» **Raw data**

►

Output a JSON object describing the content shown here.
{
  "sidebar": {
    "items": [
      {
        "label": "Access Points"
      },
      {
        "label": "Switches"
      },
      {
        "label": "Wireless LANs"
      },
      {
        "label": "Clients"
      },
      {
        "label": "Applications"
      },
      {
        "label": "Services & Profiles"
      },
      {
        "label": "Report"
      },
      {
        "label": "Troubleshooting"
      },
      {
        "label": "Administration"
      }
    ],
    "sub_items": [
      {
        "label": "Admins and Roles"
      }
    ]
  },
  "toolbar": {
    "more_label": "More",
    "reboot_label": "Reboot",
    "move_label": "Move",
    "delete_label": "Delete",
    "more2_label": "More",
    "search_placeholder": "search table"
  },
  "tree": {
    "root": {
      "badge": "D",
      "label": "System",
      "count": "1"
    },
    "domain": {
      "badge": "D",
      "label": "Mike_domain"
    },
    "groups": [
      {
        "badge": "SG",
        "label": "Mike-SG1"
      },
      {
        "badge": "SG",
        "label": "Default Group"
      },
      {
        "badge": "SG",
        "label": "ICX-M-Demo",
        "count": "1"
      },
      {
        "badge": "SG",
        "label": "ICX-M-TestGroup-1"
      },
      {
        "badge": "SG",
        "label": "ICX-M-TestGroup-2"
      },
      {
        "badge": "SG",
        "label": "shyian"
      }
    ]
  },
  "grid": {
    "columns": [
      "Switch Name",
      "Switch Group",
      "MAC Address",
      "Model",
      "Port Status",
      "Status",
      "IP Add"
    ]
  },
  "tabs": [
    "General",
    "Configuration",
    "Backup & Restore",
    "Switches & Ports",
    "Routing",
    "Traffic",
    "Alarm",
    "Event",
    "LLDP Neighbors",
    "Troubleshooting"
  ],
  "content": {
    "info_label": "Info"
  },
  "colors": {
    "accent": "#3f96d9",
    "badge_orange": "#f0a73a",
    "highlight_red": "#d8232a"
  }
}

◄
►

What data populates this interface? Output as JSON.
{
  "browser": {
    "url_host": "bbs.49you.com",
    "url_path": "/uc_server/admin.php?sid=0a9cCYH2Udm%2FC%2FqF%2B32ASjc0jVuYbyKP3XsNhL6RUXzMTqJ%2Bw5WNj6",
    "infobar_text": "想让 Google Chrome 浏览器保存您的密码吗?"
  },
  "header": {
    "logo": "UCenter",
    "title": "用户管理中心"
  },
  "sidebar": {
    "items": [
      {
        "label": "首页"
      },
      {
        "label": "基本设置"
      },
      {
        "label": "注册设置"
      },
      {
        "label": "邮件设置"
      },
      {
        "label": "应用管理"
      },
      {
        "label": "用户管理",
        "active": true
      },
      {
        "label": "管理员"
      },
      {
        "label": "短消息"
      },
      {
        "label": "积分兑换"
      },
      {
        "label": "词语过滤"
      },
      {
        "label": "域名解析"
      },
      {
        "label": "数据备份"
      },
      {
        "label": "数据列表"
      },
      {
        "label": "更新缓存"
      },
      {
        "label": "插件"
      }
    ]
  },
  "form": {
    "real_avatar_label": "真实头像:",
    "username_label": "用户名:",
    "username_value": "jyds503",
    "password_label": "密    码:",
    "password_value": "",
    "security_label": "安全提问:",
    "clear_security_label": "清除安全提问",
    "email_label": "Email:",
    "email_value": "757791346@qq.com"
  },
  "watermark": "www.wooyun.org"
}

◄

» **Directions for this task**
In the material above, find each line that contains the word "TestGroup", and select it.

» **Response below**
        "label": "ICX-M-TestGroup-1"
        "label": "ICX-M-TestGroup-2"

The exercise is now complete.